§ OBJECTIVE:
Please report every line from the material that contains the word "color".

§ PROVIDED INFORMATION:
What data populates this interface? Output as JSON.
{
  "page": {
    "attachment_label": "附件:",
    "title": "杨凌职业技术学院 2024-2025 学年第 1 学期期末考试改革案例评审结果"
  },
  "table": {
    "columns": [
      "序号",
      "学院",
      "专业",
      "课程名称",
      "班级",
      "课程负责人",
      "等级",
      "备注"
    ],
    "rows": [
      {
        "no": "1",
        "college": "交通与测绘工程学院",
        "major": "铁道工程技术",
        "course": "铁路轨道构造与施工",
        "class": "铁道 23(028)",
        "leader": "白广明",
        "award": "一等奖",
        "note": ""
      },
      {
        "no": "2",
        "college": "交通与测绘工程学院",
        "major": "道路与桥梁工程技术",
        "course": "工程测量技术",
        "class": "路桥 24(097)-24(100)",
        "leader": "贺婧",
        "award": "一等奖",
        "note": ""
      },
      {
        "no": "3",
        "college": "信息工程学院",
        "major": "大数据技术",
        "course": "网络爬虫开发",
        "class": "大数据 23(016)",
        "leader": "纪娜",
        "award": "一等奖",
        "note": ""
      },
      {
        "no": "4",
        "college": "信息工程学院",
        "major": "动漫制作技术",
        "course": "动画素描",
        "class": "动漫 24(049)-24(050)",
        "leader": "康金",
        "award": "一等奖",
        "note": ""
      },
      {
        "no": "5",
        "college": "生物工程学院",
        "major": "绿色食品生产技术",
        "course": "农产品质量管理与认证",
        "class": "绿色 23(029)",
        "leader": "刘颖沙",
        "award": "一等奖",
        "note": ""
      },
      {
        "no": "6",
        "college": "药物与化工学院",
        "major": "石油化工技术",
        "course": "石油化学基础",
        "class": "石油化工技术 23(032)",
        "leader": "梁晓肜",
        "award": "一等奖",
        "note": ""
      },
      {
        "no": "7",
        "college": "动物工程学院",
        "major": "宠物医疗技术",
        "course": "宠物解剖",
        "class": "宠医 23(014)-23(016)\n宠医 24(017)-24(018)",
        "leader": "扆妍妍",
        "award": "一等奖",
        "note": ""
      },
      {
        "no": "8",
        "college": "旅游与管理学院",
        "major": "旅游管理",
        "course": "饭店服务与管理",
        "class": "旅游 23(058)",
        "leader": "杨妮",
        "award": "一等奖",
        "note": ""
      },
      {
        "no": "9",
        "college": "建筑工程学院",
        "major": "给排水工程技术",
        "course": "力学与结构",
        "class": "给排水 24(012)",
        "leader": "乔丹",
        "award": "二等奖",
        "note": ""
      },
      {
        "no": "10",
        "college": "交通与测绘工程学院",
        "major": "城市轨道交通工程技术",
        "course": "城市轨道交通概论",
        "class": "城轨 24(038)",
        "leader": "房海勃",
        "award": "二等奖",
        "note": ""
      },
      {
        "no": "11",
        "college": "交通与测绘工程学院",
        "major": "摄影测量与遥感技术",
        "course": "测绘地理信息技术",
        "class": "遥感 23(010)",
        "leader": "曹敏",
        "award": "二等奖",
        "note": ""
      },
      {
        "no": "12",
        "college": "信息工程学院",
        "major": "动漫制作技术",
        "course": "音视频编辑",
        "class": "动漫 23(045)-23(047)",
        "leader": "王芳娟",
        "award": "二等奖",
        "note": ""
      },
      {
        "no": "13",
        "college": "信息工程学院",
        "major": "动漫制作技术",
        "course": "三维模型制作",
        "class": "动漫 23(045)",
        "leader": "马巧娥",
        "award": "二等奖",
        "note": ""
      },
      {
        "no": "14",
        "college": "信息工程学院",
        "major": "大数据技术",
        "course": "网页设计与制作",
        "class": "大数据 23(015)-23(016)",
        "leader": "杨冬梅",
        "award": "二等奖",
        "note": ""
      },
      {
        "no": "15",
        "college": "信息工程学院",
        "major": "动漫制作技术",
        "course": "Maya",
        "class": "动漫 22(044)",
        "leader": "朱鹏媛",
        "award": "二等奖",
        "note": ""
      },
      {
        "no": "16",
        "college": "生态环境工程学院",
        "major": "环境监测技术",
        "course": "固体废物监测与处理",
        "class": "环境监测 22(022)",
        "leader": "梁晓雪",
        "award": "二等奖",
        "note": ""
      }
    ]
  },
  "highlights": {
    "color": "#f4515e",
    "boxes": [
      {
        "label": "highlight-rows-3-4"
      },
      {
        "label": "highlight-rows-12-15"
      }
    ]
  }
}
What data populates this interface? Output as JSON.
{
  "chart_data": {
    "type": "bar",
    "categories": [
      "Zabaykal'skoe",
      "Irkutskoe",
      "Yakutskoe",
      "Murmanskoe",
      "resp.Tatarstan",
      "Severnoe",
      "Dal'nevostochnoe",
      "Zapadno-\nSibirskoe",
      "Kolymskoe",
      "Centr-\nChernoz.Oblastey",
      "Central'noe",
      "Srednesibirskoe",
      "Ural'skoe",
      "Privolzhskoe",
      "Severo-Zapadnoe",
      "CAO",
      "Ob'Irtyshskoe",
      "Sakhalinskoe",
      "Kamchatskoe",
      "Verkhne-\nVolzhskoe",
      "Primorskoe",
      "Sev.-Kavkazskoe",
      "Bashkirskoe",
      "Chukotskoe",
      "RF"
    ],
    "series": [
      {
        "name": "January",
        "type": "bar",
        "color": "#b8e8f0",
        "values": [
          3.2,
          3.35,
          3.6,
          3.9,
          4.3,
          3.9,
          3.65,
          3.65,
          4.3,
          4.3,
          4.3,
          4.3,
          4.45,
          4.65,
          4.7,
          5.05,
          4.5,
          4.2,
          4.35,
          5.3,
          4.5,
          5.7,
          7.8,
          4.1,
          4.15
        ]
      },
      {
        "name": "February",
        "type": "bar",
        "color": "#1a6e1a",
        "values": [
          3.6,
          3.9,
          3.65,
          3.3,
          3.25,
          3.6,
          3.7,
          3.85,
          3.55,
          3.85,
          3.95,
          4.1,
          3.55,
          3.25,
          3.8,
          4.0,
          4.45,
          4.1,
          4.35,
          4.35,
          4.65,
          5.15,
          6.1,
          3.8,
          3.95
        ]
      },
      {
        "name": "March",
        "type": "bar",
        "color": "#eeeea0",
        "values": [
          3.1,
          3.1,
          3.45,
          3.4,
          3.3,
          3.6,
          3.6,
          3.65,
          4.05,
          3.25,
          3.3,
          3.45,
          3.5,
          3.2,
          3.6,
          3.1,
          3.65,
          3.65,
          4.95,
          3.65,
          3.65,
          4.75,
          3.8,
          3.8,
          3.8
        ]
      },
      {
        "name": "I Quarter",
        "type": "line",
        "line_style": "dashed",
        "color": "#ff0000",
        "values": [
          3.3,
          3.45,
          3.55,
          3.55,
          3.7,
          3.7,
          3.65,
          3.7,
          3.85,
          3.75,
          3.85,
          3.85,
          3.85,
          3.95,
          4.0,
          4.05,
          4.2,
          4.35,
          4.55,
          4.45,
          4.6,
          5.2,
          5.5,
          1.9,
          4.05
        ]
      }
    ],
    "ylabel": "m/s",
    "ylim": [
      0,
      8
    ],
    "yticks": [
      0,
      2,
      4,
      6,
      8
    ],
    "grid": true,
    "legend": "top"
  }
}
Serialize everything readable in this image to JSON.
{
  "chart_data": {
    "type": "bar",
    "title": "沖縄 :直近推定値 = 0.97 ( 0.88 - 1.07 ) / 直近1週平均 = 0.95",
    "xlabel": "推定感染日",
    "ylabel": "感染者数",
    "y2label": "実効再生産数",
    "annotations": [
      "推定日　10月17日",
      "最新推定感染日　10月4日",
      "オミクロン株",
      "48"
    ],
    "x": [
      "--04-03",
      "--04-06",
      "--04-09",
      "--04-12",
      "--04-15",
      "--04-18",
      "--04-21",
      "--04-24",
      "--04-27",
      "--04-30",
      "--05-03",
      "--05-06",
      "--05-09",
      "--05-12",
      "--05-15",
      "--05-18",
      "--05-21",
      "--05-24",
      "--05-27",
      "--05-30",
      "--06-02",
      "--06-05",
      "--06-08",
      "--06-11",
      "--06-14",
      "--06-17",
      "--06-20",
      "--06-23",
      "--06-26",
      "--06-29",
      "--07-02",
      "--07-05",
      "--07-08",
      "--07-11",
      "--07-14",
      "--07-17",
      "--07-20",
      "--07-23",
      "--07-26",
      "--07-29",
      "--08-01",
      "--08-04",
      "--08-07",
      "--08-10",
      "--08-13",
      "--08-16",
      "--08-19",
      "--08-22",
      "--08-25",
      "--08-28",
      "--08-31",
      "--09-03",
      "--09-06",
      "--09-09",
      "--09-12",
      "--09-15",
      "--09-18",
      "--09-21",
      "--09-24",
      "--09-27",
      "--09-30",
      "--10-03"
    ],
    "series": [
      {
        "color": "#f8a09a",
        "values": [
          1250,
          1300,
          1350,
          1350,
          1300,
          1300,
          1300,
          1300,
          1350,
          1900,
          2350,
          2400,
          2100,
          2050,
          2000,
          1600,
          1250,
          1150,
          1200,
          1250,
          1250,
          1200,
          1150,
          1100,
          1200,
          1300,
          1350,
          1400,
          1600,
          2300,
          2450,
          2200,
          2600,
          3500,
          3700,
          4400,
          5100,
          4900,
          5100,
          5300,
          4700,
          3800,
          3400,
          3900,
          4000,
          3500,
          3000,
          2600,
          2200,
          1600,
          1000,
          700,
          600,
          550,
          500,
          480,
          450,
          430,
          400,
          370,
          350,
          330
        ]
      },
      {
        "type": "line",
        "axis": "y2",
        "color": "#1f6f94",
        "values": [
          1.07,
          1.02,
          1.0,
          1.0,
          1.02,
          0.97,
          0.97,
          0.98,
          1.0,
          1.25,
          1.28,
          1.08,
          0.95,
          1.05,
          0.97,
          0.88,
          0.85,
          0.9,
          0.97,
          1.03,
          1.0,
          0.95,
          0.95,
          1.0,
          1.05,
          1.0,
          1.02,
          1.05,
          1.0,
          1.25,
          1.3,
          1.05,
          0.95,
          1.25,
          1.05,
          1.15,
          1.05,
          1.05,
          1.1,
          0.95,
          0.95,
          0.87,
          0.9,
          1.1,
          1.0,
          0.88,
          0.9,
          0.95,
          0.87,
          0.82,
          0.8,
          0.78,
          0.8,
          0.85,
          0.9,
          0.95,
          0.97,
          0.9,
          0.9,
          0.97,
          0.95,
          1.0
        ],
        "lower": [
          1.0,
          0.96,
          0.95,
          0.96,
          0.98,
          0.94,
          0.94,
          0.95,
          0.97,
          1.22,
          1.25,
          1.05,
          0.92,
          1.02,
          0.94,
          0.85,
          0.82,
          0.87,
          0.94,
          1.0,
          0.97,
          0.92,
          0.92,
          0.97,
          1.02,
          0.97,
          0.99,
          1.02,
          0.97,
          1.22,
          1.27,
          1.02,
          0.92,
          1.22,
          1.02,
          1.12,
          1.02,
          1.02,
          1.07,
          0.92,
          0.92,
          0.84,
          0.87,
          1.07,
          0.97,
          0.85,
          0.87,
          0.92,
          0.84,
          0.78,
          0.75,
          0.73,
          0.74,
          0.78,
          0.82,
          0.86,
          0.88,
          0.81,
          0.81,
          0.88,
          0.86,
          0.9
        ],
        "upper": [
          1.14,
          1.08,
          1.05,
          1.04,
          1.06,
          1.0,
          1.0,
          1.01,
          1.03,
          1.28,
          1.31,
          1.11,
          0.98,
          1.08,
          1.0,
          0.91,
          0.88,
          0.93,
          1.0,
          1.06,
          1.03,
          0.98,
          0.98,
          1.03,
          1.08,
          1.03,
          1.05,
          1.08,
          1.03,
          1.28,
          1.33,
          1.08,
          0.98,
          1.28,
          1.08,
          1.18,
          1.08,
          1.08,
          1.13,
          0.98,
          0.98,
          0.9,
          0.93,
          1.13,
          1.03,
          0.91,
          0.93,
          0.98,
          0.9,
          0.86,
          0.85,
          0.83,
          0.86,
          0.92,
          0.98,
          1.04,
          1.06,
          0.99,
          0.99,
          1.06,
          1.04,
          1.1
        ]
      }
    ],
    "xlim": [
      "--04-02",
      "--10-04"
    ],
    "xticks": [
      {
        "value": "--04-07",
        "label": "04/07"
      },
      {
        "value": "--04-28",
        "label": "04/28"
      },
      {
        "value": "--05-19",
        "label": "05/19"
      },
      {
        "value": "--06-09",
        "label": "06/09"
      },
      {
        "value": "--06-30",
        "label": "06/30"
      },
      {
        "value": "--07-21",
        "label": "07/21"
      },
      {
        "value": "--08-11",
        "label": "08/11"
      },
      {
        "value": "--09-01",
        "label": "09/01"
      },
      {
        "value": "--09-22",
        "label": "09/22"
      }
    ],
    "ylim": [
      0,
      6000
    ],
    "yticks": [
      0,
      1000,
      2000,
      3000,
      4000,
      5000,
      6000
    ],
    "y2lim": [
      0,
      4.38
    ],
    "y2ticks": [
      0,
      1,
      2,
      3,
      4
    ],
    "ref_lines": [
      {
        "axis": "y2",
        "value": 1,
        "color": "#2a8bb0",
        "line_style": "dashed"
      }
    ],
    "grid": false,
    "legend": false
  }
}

§ SOLUTION TO THIS TASK:
    "color": "#f4515e",
        "color": "#b8e8f0",
        "color": "#1a6e1a",
        "color": "#eeeea0",
        "color": "#ff0000",
        "color": "#f8a09a",
        "color": "#1f6f94",
        "color": "#2a8bb0",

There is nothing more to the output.